▸ **Stated task**: Count each line in which the word "Netto" appears. Reply with the total and nothing more.

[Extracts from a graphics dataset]
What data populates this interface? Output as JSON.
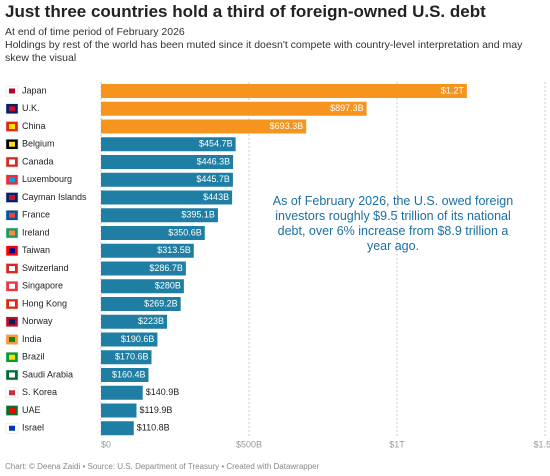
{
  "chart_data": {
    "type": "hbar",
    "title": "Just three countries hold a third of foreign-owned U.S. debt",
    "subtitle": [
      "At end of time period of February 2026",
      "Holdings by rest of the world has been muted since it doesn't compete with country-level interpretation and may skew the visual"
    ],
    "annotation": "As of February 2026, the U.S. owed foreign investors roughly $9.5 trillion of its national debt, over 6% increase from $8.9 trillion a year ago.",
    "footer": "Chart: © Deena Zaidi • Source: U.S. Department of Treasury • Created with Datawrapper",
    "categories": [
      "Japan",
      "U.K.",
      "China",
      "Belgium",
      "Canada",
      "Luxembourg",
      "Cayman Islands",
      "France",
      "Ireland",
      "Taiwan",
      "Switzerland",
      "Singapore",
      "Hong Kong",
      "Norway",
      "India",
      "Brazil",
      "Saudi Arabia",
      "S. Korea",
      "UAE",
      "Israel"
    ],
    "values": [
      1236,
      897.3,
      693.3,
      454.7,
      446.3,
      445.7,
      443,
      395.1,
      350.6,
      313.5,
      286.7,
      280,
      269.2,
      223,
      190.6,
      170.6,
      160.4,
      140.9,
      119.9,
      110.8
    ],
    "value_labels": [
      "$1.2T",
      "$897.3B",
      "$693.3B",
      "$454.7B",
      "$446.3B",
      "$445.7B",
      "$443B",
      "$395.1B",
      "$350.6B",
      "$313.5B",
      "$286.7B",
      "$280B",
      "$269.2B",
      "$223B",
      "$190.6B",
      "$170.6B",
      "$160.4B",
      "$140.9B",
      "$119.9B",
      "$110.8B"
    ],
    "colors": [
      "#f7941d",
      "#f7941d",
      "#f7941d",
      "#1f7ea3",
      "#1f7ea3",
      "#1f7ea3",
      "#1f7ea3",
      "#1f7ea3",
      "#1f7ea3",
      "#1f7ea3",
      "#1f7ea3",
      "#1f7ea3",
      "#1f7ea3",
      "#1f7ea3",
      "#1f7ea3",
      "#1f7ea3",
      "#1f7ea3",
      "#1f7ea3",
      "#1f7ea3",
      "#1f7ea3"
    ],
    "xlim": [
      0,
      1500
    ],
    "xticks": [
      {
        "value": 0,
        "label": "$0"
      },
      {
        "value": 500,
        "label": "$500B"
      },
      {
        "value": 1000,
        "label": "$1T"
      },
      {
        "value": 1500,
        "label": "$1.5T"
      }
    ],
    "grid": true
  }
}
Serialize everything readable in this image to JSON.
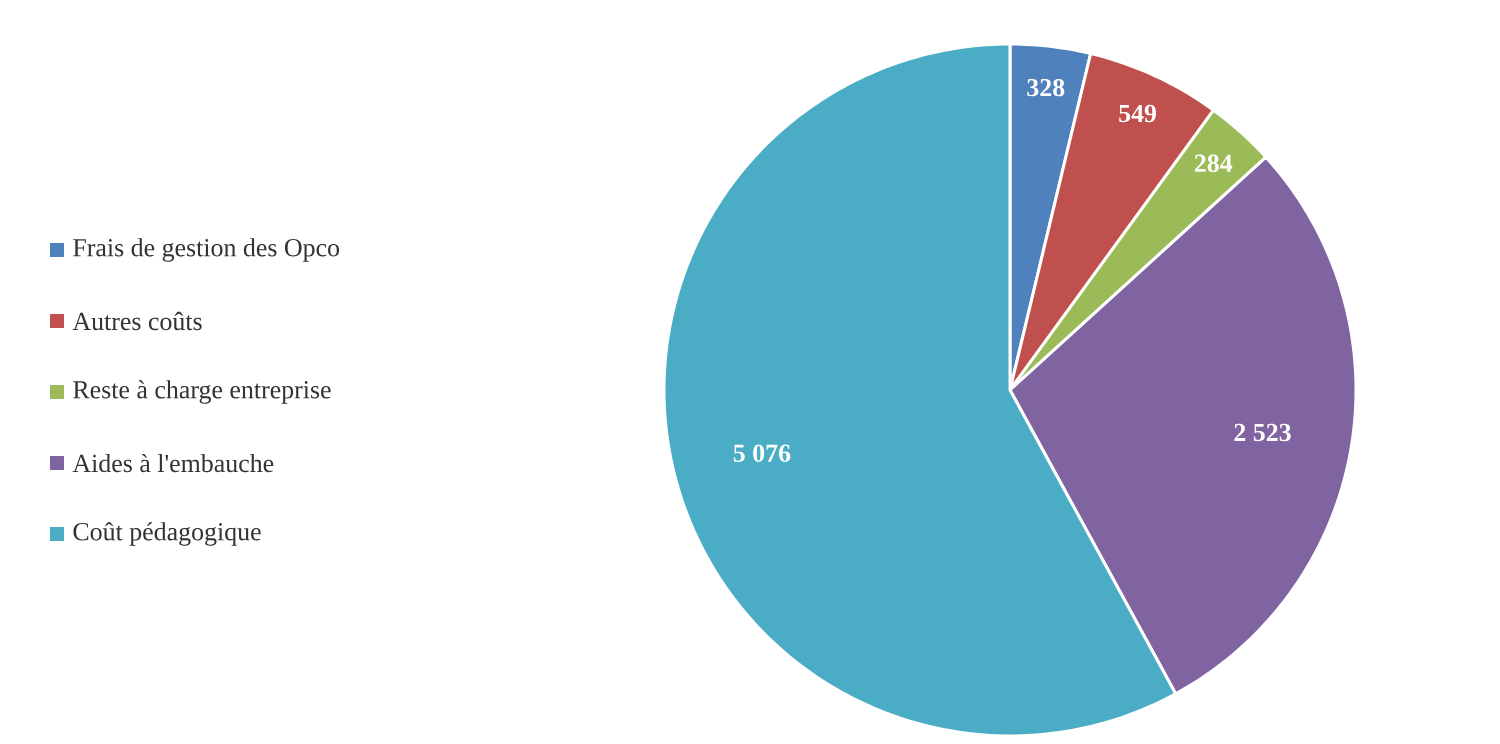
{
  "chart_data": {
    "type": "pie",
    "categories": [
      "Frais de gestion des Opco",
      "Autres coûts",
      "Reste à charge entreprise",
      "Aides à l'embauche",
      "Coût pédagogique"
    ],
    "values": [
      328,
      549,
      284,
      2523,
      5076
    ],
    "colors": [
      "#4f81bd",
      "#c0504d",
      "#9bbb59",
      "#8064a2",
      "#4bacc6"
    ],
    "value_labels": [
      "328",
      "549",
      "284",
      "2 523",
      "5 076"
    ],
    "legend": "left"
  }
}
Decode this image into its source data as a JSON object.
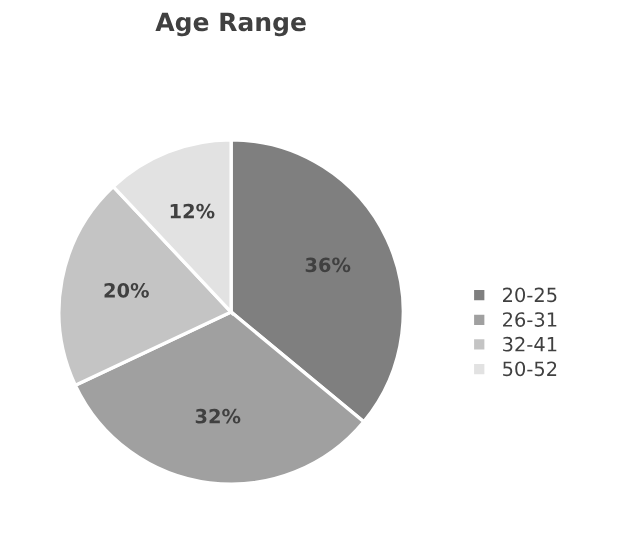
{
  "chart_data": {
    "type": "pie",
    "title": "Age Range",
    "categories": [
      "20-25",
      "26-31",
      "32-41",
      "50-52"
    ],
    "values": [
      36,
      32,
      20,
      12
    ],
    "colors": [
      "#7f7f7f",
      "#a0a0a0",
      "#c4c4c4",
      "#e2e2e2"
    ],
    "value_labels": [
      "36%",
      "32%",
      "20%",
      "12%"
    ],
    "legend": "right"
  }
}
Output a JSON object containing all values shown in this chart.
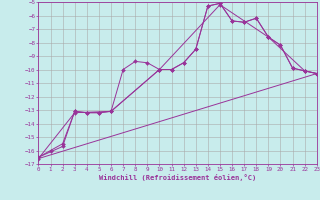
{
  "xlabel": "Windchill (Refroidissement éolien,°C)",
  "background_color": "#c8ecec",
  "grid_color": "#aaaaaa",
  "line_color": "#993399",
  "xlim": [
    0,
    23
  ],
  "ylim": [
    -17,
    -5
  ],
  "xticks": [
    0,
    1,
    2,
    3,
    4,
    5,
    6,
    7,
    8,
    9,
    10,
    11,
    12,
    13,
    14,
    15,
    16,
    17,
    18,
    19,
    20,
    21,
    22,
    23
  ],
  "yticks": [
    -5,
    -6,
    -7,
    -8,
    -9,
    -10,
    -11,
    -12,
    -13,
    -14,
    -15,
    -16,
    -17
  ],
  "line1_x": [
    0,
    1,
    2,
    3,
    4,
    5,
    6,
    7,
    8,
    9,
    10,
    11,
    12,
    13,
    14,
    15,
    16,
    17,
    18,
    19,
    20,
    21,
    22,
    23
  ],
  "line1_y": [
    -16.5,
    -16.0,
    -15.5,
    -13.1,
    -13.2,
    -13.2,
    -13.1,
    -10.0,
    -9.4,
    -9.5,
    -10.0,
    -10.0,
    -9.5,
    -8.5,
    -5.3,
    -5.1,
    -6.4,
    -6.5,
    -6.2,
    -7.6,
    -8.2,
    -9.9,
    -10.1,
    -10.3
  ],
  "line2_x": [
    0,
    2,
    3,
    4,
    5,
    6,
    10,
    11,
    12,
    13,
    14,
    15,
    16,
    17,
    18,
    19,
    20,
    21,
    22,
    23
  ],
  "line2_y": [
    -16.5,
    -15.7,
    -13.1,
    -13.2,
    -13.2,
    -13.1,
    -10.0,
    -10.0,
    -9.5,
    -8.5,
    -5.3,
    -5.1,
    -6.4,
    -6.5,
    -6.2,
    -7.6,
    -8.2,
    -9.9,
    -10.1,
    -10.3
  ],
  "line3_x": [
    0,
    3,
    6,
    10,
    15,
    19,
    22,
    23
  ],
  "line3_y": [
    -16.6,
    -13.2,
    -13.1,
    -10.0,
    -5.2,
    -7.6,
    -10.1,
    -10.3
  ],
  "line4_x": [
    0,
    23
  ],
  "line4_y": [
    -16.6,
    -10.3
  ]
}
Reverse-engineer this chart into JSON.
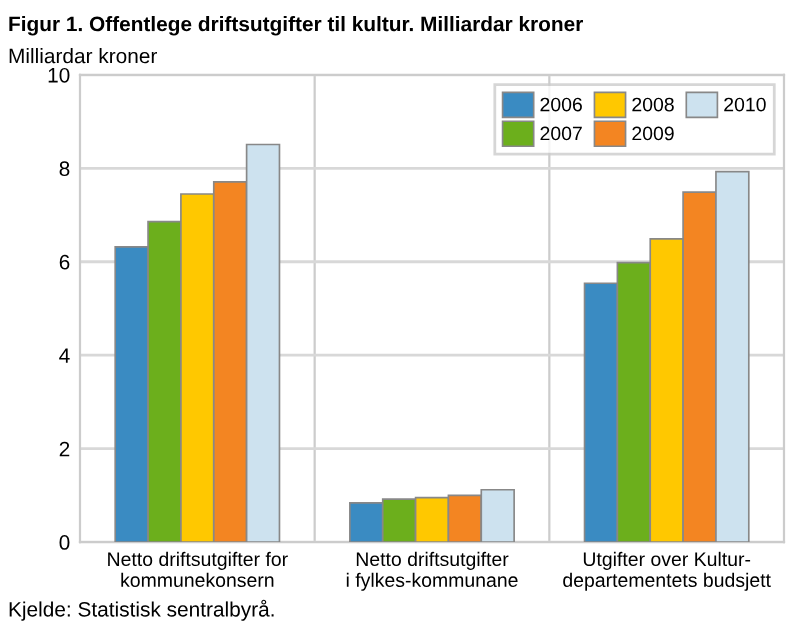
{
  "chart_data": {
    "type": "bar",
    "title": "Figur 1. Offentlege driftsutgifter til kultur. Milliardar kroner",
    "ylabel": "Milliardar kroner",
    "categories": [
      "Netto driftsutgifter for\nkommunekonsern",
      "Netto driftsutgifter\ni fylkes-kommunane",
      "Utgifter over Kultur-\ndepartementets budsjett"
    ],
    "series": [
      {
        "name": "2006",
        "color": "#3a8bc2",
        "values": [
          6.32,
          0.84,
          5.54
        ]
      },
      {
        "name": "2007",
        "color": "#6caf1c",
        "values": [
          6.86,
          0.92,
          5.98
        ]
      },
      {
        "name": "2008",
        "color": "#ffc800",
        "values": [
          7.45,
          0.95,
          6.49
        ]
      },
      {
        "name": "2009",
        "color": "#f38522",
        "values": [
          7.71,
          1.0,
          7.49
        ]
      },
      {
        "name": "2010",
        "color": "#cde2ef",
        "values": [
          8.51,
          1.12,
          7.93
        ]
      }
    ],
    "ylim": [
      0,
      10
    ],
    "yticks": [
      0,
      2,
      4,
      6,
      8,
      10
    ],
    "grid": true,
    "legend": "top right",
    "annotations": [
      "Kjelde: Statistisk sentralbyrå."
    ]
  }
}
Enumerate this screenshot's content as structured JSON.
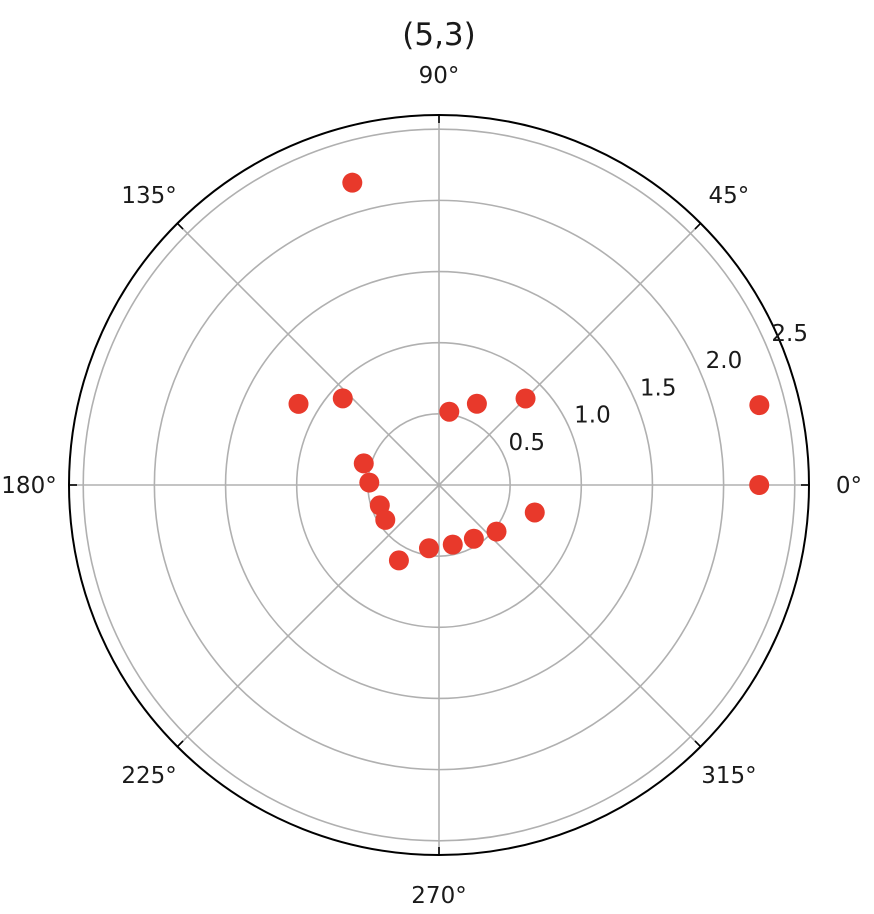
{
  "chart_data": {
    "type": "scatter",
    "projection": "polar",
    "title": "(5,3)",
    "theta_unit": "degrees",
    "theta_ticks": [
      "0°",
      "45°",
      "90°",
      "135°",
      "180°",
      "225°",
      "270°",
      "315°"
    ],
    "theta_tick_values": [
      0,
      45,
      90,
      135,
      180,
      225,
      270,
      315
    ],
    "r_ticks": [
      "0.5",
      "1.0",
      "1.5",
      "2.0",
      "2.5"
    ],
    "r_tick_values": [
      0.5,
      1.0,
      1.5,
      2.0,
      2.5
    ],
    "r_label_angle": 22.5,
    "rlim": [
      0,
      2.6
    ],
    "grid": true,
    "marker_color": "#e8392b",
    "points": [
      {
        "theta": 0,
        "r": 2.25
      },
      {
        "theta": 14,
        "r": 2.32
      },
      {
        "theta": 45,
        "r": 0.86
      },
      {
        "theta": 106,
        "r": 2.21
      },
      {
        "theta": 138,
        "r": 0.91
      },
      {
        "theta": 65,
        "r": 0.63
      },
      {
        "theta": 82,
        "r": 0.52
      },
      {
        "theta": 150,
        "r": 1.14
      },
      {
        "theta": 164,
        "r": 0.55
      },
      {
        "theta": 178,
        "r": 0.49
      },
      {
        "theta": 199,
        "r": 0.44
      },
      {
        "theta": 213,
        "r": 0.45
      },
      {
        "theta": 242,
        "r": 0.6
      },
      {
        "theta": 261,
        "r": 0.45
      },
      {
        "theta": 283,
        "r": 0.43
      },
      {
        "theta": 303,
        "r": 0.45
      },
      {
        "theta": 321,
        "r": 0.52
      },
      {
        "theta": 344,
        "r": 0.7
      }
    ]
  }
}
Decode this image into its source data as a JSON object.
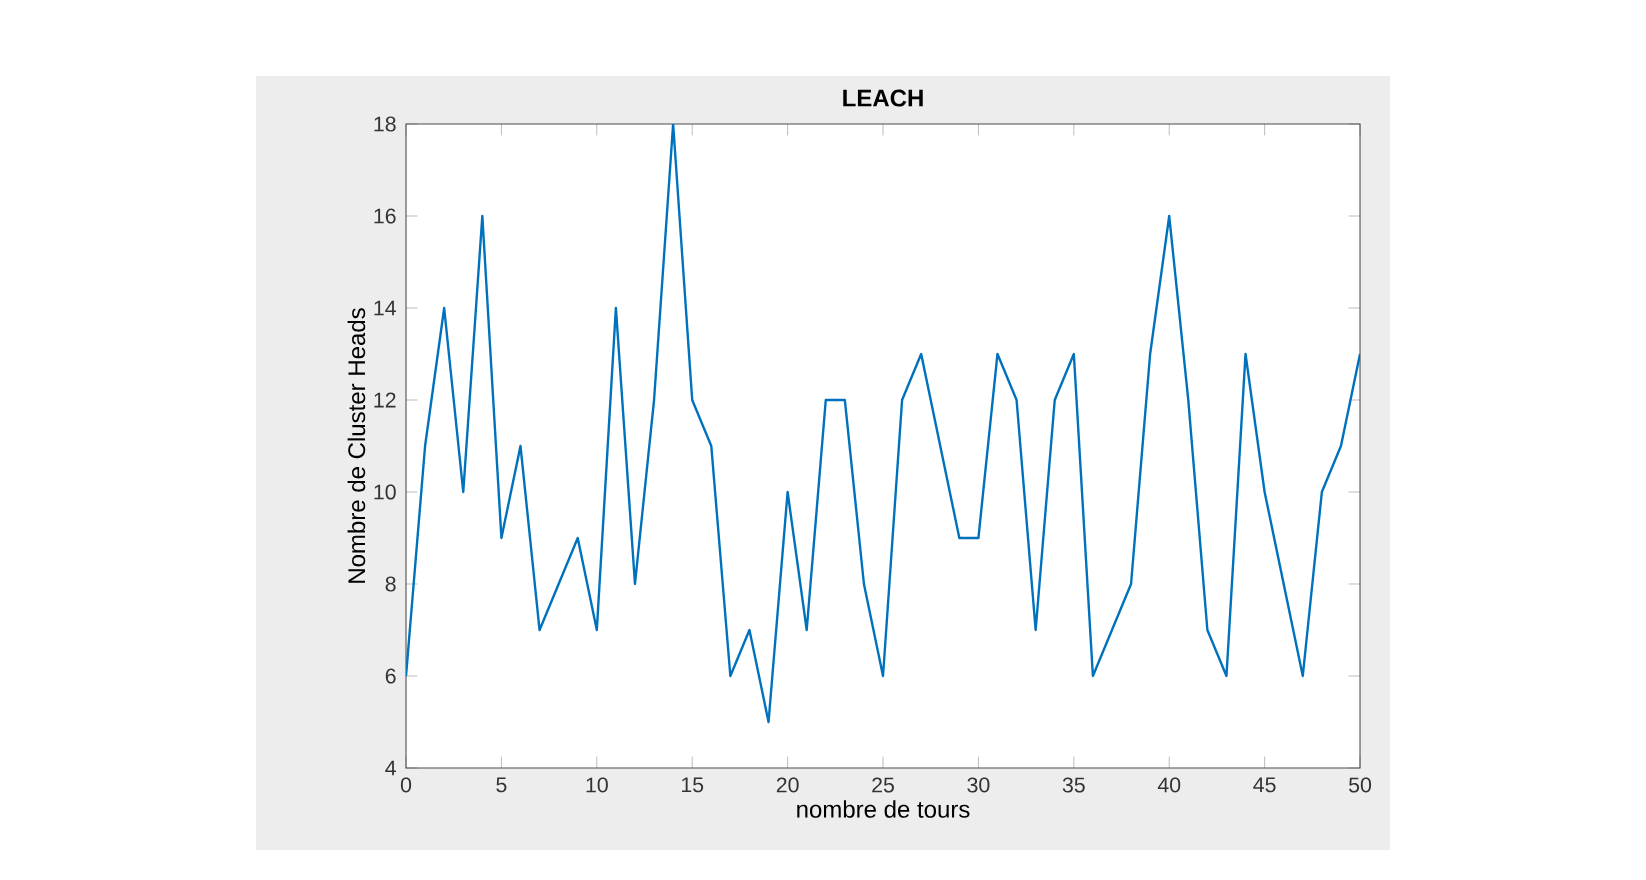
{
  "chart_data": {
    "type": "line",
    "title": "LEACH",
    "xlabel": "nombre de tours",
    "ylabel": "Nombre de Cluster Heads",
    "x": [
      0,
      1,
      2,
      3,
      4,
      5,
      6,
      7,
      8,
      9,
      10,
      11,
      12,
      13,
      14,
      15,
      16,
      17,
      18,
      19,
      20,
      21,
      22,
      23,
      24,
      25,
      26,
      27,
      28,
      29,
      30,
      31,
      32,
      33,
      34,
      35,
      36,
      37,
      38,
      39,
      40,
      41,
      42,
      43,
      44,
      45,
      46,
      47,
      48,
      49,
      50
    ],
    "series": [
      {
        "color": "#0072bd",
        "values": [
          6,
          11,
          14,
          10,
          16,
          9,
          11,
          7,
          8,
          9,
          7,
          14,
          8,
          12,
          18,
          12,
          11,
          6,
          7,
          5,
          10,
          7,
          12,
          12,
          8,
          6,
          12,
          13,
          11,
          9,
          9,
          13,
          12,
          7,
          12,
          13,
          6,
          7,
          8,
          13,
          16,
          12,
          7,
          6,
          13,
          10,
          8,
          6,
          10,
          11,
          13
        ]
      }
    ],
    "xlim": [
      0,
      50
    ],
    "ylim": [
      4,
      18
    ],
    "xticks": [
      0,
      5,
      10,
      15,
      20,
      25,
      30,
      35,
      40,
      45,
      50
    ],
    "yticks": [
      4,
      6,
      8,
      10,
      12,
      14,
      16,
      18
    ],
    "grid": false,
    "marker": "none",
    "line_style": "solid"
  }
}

▸ **Result of the task**: 2